Given records:
=====

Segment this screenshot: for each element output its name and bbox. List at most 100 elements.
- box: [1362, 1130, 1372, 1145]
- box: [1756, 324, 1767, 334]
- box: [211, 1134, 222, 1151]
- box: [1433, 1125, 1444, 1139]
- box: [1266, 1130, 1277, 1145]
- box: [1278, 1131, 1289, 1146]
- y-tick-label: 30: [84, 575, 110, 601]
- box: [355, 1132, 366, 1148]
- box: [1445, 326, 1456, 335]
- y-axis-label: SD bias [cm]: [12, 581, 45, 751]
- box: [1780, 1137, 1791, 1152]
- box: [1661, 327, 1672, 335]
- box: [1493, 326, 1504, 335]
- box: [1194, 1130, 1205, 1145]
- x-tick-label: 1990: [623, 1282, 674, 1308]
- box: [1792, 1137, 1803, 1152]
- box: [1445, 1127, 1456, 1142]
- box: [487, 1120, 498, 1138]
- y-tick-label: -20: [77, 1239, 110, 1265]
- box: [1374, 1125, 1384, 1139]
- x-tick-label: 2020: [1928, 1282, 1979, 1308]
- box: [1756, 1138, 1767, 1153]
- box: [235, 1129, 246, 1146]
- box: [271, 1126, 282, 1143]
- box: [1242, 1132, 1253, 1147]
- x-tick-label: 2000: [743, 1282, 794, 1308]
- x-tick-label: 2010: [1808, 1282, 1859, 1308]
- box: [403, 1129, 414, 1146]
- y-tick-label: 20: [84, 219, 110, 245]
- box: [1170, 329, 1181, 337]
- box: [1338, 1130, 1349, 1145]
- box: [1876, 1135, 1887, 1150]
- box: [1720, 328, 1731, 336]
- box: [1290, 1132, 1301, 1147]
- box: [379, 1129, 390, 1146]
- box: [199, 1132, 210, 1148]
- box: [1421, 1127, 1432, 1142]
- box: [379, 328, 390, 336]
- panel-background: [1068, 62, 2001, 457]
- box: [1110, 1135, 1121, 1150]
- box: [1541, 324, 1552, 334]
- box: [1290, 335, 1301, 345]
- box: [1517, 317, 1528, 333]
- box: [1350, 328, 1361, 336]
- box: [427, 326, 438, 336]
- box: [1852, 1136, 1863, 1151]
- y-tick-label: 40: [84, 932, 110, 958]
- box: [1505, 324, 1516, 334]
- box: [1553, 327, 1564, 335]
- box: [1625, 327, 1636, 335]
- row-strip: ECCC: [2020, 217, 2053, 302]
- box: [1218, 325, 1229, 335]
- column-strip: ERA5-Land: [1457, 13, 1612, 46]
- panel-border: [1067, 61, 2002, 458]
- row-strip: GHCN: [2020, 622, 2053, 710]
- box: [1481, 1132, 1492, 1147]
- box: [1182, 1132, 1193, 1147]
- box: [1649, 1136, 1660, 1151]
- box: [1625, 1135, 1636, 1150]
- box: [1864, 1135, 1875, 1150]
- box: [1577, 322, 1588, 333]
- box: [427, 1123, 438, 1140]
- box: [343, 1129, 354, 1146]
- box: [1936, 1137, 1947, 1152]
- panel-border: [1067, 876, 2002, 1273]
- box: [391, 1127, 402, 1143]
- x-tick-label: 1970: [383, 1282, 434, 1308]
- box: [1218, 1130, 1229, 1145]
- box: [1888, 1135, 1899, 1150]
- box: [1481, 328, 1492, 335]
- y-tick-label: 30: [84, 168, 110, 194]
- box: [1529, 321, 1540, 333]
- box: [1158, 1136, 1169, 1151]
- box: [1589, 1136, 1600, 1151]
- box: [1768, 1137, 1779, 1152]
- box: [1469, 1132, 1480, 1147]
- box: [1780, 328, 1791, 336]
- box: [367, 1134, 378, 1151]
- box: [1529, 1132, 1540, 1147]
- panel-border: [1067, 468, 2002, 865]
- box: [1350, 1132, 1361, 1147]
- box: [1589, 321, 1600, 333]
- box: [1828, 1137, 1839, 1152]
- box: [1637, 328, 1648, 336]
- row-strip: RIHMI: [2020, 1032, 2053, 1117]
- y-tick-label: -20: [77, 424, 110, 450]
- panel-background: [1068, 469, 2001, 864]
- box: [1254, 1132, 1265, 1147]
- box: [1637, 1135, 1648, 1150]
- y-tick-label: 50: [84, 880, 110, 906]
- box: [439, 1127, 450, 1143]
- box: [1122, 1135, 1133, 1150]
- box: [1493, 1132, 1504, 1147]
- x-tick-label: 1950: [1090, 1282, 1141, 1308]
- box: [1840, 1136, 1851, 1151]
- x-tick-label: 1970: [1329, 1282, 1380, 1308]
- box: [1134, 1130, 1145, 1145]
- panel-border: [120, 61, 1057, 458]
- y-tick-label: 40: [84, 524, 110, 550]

=====

What you will do:
Reproduce the records word for word, starting with their first line and continuing through the line that contains "- box: [235, 1129, 246, 1146]".

Correct answer:
Segment this screenshot: for each element output its name and bbox. List at most 100 elements.
- box: [1362, 1130, 1372, 1145]
- box: [1756, 324, 1767, 334]
- box: [211, 1134, 222, 1151]
- box: [1433, 1125, 1444, 1139]
- box: [1266, 1130, 1277, 1145]
- box: [1278, 1131, 1289, 1146]
- y-tick-label: 30: [84, 575, 110, 601]
- box: [355, 1132, 366, 1148]
- box: [1445, 326, 1456, 335]
- y-axis-label: SD bias [cm]: [12, 581, 45, 751]
- box: [1780, 1137, 1791, 1152]
- box: [1661, 327, 1672, 335]
- box: [1493, 326, 1504, 335]
- box: [1194, 1130, 1205, 1145]
- x-tick-label: 1990: [623, 1282, 674, 1308]
- box: [1792, 1137, 1803, 1152]
- box: [1445, 1127, 1456, 1142]
- box: [487, 1120, 498, 1138]
- y-tick-label: -20: [77, 1239, 110, 1265]
- box: [1374, 1125, 1384, 1139]
- x-tick-label: 2020: [1928, 1282, 1979, 1308]
- box: [1756, 1138, 1767, 1153]
- box: [235, 1129, 246, 1146]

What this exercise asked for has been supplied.